■ **Instructions to follow**:
Show every line of the Source records that contains the string "label", matching case exactly.

■ **Source records**:
+++++
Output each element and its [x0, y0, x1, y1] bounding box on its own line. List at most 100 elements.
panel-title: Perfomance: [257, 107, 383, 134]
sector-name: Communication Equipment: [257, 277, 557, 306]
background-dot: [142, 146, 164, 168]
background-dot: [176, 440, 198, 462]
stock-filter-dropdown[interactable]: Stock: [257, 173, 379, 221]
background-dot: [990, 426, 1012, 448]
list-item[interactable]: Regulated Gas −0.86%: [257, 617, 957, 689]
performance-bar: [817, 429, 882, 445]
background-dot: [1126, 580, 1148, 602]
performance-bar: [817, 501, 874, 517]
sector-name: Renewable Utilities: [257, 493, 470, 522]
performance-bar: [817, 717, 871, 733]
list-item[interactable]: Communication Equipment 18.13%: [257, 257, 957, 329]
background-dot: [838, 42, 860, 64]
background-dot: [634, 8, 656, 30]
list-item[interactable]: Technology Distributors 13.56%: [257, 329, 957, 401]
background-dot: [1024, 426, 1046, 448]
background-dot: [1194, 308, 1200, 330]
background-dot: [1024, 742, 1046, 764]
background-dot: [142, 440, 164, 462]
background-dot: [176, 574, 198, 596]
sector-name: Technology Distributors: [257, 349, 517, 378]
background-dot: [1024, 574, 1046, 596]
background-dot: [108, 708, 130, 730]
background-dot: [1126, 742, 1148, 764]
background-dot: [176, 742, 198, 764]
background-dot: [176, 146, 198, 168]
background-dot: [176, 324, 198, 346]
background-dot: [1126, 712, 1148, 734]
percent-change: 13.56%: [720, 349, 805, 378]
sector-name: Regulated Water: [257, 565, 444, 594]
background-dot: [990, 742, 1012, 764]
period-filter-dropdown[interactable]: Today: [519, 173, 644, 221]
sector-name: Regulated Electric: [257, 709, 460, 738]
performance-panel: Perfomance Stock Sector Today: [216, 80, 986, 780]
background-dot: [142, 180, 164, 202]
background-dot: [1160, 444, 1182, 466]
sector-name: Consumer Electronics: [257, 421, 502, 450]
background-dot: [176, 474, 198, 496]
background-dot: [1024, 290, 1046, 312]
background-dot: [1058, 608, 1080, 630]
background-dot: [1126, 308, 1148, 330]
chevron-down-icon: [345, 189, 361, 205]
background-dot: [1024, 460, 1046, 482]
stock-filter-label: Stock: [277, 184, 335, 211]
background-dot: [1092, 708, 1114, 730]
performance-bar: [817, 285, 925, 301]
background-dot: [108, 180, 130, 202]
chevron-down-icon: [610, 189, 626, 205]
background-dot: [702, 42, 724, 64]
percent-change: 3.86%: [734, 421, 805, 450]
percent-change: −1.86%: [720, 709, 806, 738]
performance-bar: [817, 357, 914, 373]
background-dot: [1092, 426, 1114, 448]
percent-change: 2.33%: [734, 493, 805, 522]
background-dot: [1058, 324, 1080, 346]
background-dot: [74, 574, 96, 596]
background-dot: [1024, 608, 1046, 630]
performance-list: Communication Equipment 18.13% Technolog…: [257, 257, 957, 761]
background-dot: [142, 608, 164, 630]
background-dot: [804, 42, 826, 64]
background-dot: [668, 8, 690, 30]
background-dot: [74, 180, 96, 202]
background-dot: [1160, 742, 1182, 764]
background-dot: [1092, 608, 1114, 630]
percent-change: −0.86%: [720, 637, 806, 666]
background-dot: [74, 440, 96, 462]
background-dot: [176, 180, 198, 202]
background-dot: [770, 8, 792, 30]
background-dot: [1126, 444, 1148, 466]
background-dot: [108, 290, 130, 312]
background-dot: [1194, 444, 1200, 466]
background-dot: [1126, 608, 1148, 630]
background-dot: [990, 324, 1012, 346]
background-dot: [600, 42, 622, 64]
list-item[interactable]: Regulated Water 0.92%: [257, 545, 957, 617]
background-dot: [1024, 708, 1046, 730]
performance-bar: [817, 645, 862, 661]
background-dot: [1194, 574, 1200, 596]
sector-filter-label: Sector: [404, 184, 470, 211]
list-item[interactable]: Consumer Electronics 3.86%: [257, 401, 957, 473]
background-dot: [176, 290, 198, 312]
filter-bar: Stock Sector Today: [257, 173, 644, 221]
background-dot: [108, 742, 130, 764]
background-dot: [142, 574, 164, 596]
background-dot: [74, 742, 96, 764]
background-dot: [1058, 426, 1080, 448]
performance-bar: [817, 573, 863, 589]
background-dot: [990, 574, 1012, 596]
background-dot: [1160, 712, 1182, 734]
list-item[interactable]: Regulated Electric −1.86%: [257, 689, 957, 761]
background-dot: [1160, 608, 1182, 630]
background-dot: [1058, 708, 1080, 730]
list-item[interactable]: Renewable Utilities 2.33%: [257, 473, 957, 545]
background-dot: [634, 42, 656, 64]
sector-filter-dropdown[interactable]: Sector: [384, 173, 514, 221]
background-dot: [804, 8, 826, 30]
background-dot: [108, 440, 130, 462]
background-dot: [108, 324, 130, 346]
+++++
■ **Solution for this task**:
stock-filter-label: Stock: [277, 184, 335, 211]
sector-filter-label: Sector: [404, 184, 470, 211]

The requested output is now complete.